Extract every entry word for word.

[Figure collection entries]
** begin **

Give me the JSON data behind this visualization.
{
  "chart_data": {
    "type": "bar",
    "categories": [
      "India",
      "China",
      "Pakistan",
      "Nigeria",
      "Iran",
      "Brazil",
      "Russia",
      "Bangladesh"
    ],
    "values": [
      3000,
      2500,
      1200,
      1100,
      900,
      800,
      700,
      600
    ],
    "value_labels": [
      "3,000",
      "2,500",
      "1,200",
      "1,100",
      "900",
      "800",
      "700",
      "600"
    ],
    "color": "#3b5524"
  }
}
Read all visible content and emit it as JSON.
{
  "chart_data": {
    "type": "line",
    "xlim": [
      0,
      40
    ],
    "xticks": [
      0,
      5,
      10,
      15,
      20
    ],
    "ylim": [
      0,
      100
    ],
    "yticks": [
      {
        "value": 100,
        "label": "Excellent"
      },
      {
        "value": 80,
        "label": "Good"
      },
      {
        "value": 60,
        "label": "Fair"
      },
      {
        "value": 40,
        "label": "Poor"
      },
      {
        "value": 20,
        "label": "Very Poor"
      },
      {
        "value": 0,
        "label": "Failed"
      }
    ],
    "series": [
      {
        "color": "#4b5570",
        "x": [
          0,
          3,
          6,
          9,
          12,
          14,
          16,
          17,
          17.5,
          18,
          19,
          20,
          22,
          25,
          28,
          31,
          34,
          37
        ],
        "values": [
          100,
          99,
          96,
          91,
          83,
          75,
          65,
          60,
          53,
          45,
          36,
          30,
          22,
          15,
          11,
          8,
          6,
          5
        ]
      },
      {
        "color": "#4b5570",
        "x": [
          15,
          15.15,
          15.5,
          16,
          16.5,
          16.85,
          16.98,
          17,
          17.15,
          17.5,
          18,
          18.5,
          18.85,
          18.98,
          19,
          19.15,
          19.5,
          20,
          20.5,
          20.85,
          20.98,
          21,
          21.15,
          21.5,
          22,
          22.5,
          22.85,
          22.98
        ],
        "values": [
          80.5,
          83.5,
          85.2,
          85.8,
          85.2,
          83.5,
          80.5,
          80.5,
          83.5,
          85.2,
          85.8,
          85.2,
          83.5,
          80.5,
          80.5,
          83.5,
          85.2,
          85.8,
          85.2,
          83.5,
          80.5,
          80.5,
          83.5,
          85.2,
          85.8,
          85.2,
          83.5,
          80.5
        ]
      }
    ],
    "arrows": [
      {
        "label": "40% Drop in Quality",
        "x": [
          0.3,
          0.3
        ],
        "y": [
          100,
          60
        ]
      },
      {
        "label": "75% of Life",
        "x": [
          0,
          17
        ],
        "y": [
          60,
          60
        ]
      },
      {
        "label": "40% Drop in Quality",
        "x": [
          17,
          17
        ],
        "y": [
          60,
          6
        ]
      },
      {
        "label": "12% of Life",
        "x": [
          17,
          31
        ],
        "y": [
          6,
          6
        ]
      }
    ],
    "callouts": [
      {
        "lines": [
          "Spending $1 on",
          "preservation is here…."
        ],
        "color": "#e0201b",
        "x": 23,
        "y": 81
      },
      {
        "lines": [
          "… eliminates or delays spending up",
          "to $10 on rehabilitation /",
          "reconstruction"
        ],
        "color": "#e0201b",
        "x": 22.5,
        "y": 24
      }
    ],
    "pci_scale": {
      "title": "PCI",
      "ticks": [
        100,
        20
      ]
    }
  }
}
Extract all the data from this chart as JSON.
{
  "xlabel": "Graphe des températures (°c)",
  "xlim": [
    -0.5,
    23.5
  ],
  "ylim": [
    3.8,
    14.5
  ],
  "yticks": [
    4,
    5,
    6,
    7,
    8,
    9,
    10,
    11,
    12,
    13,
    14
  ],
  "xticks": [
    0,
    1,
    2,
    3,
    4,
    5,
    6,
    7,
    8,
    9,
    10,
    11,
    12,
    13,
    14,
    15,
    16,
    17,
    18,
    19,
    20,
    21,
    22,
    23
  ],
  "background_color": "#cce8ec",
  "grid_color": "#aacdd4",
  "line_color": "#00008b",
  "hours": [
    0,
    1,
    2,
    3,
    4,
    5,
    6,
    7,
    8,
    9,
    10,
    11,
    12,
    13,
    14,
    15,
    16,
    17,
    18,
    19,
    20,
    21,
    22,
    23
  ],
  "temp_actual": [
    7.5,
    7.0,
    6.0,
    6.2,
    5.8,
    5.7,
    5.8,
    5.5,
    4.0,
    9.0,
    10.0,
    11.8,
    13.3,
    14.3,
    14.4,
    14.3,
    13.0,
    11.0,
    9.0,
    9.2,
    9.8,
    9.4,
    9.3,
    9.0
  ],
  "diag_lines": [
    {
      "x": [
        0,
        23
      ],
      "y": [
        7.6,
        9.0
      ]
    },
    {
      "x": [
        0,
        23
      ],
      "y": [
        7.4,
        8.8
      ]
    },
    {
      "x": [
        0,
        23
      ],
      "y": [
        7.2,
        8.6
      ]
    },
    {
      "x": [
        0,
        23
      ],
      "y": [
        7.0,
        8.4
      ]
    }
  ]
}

** end **

■ Task response ■
Give me the JSON data behind this visualization.
{
  "chart_data": {
    "type": "bar",
    "categories": [
      "India",
      "China",
      "Pakistan",
      "Nigeria",
      "Iran",
      "Brazil",
      "Russia",
      "Bangladesh"
    ],
    "values": [
      3000,
      2500,
      1200,
      1100,
      900,
      800,
      700,
      600
    ],
    "value_labels": [
      "3,000",
      "2,500",
      "1,200",
      "1,100",
      "900",
      "800",
      "700",
      "600"
    ],
    "color": "#3b5524"
  }
}
Read all visible content and emit it as JSON.
{
  "chart_data": {
    "type": "line",
    "xlim": [
      0,
      40
    ],
    "xticks": [
      0,
      5,
      10,
      15,
      20
    ],
    "ylim": [
      0,
      100
    ],
    "yticks": [
      {
        "value": 100,
        "label": "Excellent"
      },
      {
        "value": 80,
        "label": "Good"
      },
      {
        "value": 60,
        "label": "Fair"
      },
      {
        "value": 40,
        "label": "Poor"
      },
      {
        "value": 20,
        "label": "Very Poor"
      },
      {
        "value": 0,
        "label": "Failed"
      }
    ],
    "series": [
      {
        "color": "#4b5570",
        "x": [
          0,
          3,
          6,
          9,
          12,
          14,
          16,
          17,
          17.5,
          18,
          19,
          20,
          22,
          25,
          28,
          31,
          34,
          37
        ],
        "values": [
          100,
          99,
          96,
          91,
          83,
          75,
          65,
          60,
          53,
          45,
          36,
          30,
          22,
          15,
          11,
          8,
          6,
          5
        ]
      },
      {
        "color": "#4b5570",
        "x": [
          15,
          15.15,
          15.5,
          16,
          16.5,
          16.85,
          16.98,
          17,
          17.15,
          17.5,
          18,
          18.5,
          18.85,
          18.98,
          19,
          19.15,
          19.5,
          20,
          20.5,
          20.85,
          20.98,
          21,
          21.15,
          21.5,
          22,
          22.5,
          22.85,
          22.98
        ],
        "values": [
          80.5,
          83.5,
          85.2,
          85.8,
          85.2,
          83.5,
          80.5,
          80.5,
          83.5,
          85.2,
          85.8,
          85.2,
          83.5,
          80.5,
          80.5,
          83.5,
          85.2,
          85.8,
          85.2,
          83.5,
          80.5,
          80.5,
          83.5,
          85.2,
          85.8,
          85.2,
          83.5,
          80.5
        ]
      }
    ],
    "arrows": [
      {
        "label": "40% Drop in Quality",
        "x": [
          0.3,
          0.3
        ],
        "y": [
          100,
          60
        ]
      },
      {
        "label": "75% of Life",
        "x": [
          0,
          17
        ],
        "y": [
          60,
          60
        ]
      },
      {
        "label": "40% Drop in Quality",
        "x": [
          17,
          17
        ],
        "y": [
          60,
          6
        ]
      },
      {
        "label": "12% of Life",
        "x": [
          17,
          31
        ],
        "y": [
          6,
          6
        ]
      }
    ],
    "callouts": [
      {
        "lines": [
          "Spending $1 on",
          "preservation is here…."
        ],
        "color": "#e0201b",
        "x": 23,
        "y": 81
      },
      {
        "lines": [
          "… eliminates or delays spending up",
          "to $10 on rehabilitation /",
          "reconstruction"
        ],
        "color": "#e0201b",
        "x": 22.5,
        "y": 24
      }
    ],
    "pci_scale": {
      "title": "PCI",
      "ticks": [
        100,
        20
      ]
    }
  }
}
Extract all the data from this chart as JSON.
{
  "xlabel": "Graphe des températures (°c)",
  "xlim": [
    -0.5,
    23.5
  ],
  "ylim": [
    3.8,
    14.5
  ],
  "yticks": [
    4,
    5,
    6,
    7,
    8,
    9,
    10,
    11,
    12,
    13,
    14
  ],
  "xticks": [
    0,
    1,
    2,
    3,
    4,
    5,
    6,
    7,
    8,
    9,
    10,
    11,
    12,
    13,
    14,
    15,
    16,
    17,
    18,
    19,
    20,
    21,
    22,
    23
  ],
  "background_color": "#cce8ec",
  "grid_color": "#aacdd4",
  "line_color": "#00008b",
  "hours": [
    0,
    1,
    2,
    3,
    4,
    5,
    6,
    7,
    8,
    9,
    10,
    11,
    12,
    13,
    14,
    15,
    16,
    17,
    18,
    19,
    20,
    21,
    22,
    23
  ],
  "temp_actual": [
    7.5,
    7.0,
    6.0,
    6.2,
    5.8,
    5.7,
    5.8,
    5.5,
    4.0,
    9.0,
    10.0,
    11.8,
    13.3,
    14.3,
    14.4,
    14.3,
    13.0,
    11.0,
    9.0,
    9.2,
    9.8,
    9.4,
    9.3,
    9.0
  ],
  "diag_lines": [
    {
      "x": [
        0,
        23
      ],
      "y": [
        7.6,
        9.0
      ]
    },
    {
      "x": [
        0,
        23
      ],
      "y": [
        7.4,
        8.8
      ]
    },
    {
      "x": [
        0,
        23
      ],
      "y": [
        7.2,
        8.6
      ]
    },
    {
      "x": [
        0,
        23
      ],
      "y": [
        7.0,
        8.4
      ]
    }
  ]
}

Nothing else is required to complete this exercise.